**Task statement:** Note each line of the listing that contains the string "name", and copy it.

## Begin Data supplied

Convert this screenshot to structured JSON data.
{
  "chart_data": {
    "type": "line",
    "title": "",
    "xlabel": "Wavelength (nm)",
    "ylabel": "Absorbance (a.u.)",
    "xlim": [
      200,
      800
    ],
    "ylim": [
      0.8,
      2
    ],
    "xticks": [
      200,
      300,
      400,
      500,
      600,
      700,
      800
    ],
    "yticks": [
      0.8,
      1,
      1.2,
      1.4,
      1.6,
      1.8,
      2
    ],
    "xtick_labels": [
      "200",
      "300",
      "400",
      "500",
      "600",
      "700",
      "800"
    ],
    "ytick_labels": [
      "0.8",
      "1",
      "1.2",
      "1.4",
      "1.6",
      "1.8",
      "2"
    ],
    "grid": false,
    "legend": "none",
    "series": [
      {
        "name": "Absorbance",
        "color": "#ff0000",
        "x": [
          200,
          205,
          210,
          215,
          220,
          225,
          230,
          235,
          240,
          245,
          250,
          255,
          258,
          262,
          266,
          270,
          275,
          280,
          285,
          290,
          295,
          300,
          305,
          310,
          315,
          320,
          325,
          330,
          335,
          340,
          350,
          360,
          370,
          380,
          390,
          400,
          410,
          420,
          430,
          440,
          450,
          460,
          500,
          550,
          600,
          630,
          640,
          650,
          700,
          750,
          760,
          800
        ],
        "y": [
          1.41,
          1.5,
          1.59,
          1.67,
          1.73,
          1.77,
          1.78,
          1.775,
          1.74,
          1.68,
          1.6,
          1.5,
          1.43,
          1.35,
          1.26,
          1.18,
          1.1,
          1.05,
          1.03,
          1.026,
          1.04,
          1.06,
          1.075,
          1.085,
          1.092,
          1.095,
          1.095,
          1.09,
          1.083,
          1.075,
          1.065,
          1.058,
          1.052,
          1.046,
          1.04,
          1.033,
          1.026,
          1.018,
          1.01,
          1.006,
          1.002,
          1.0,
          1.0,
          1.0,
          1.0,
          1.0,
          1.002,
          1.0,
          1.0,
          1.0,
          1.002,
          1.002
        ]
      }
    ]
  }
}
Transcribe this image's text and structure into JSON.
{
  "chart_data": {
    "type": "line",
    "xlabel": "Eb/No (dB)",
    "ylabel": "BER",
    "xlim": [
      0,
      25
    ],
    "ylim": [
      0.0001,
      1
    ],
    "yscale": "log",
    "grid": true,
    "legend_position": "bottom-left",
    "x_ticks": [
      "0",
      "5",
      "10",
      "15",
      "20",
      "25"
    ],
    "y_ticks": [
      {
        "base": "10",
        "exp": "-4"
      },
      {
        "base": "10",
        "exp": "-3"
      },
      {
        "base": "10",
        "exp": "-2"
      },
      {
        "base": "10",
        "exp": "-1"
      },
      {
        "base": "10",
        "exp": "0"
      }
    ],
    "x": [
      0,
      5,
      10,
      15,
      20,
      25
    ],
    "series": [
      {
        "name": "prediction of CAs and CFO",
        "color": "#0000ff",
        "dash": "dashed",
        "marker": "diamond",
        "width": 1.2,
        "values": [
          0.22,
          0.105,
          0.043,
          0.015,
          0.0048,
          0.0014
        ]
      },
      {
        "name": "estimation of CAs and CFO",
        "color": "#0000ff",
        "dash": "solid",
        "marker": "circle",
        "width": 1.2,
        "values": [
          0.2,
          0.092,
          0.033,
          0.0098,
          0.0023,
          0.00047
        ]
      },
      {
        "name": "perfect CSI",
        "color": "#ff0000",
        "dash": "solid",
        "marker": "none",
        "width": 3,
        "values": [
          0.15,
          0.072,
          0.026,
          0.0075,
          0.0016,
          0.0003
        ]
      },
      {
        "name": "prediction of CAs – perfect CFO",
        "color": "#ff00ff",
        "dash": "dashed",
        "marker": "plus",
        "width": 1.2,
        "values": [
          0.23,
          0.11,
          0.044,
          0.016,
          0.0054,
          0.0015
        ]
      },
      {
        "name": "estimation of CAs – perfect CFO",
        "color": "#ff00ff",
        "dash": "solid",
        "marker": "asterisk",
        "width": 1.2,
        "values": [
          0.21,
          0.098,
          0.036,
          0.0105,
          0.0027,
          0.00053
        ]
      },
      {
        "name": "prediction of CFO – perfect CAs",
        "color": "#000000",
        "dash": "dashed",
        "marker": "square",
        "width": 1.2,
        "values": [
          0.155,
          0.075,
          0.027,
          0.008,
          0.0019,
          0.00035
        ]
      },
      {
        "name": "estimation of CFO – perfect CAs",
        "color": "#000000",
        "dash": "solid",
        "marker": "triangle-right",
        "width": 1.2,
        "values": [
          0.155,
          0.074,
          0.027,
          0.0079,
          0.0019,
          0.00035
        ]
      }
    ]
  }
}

## End Data supplied

**Final result:**
        "name": "Absorbance",
        "name": "prediction of CAs and CFO",
        "name": "estimation of CAs and CFO",
        "name": "perfect CSI",
        "name": "prediction of CAs – perfect CFO",
        "name": "estimation of CAs – perfect CFO",
        "name": "prediction of CFO – perfect CAs",
        "name": "estimation of CFO – perfect CAs",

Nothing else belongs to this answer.